**What the exercise asks**
In the listing that follows, count each line containing the string "России" and report only the count.

======== Items

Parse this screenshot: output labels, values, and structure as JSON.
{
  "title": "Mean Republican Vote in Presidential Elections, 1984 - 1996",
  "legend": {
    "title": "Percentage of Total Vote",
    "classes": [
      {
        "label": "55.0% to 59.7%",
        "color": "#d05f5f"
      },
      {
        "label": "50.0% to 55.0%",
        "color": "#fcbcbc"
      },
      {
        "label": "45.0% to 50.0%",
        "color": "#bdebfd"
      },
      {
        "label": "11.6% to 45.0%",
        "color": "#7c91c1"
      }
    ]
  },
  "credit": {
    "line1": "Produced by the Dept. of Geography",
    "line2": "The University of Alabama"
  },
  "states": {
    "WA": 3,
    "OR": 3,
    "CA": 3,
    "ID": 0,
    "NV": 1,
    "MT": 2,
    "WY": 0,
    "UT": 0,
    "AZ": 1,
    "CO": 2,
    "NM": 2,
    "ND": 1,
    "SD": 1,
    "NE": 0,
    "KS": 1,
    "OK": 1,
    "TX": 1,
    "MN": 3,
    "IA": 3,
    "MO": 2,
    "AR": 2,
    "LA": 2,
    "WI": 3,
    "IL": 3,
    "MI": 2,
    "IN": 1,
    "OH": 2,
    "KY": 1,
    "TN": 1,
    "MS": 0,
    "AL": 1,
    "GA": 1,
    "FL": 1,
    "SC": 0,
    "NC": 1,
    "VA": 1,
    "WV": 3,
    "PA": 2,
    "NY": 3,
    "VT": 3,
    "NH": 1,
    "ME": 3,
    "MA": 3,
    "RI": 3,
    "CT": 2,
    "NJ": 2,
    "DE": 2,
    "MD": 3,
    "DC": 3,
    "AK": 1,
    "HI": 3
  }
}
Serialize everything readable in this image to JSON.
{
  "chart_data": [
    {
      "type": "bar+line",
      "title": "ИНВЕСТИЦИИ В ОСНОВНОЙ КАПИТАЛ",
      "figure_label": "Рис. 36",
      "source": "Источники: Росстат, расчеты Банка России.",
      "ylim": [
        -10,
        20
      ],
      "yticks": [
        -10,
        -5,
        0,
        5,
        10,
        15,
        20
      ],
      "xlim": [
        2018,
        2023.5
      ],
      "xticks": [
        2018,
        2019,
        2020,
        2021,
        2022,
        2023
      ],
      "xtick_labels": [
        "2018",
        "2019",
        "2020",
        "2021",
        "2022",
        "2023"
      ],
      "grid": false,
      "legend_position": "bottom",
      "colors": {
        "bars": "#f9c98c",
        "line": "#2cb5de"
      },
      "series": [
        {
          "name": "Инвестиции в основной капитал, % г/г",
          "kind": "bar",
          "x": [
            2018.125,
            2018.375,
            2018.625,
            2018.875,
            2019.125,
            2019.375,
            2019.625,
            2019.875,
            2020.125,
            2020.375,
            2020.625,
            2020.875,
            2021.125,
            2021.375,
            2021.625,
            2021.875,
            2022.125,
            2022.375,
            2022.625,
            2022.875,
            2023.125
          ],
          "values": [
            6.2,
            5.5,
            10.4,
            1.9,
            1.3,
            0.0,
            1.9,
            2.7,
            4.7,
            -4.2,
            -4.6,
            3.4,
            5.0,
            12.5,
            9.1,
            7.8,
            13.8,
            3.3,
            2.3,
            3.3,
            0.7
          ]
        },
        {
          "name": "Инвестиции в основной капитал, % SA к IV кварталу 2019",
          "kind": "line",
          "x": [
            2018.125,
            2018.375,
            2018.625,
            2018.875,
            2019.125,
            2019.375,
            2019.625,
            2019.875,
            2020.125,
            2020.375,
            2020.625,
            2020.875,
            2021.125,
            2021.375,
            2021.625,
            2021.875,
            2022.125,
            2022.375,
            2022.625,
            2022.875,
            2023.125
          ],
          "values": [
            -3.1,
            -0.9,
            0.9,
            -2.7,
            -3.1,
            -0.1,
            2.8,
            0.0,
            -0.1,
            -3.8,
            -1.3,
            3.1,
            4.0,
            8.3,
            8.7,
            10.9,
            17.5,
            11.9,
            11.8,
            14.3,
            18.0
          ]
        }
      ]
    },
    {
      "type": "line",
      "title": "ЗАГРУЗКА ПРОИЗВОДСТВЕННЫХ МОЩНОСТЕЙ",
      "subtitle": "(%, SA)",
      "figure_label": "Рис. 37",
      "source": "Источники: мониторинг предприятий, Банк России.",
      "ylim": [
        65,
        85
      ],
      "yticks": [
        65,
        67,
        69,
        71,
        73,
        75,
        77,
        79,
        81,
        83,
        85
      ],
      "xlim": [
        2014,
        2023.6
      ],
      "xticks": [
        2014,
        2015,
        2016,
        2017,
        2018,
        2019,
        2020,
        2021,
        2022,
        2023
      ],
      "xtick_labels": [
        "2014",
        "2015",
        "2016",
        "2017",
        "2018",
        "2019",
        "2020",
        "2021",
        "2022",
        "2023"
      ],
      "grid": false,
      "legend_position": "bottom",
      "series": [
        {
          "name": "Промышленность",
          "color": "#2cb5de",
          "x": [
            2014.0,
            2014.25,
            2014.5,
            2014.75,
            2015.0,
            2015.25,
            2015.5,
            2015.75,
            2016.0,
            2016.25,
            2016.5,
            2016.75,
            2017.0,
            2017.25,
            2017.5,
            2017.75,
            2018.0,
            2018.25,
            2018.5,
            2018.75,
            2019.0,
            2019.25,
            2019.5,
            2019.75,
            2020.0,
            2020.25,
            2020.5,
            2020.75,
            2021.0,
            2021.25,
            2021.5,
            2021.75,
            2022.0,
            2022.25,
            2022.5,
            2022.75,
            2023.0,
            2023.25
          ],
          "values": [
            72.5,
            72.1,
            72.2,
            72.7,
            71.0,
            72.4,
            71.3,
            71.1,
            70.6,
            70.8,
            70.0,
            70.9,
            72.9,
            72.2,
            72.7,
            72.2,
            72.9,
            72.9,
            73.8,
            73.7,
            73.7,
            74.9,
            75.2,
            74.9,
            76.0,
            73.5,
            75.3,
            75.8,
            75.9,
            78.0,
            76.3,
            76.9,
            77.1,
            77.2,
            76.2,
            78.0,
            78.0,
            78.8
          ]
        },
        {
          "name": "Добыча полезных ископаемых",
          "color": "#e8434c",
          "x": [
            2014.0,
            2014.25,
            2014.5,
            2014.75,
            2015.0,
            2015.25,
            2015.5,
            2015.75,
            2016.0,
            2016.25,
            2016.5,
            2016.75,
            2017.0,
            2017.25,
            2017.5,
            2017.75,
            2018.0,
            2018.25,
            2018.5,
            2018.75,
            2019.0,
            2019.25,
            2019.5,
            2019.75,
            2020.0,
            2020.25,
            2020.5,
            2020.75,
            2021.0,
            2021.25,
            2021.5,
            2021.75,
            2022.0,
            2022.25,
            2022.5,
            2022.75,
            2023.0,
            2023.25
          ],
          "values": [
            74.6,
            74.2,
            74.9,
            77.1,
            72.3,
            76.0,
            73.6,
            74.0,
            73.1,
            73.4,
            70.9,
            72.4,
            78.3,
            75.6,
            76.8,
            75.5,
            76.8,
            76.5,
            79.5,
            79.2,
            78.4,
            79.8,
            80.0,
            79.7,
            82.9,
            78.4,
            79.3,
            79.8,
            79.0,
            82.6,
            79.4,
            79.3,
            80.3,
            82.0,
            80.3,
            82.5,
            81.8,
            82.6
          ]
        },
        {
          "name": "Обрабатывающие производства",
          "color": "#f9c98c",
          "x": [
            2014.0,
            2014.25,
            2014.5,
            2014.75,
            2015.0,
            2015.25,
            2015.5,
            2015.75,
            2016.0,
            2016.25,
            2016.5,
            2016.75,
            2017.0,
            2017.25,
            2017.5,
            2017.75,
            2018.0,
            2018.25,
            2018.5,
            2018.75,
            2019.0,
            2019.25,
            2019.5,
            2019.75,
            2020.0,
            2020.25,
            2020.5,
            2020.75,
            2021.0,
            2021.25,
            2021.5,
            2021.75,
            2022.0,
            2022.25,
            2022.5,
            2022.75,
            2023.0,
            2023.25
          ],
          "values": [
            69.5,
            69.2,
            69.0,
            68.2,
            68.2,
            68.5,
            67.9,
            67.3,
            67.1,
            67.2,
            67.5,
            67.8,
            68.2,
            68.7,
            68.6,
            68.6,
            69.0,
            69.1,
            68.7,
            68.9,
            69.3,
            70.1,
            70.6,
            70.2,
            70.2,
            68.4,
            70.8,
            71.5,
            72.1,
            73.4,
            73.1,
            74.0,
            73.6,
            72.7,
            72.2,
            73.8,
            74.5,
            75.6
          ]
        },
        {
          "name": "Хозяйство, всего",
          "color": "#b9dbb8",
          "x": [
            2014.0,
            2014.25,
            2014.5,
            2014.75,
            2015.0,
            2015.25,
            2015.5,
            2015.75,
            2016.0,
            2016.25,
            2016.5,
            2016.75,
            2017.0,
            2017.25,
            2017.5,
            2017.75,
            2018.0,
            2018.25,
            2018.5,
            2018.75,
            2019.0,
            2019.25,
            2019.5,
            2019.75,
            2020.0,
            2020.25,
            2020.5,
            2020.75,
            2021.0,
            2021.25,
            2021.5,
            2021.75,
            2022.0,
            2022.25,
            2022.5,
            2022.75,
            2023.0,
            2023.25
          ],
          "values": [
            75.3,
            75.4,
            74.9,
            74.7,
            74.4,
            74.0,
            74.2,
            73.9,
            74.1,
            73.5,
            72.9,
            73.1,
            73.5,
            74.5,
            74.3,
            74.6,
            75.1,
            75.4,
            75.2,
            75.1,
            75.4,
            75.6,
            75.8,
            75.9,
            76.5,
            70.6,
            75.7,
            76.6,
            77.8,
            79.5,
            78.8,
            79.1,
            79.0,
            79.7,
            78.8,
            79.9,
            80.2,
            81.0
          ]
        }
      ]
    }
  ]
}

================

**Answer to the problem**
2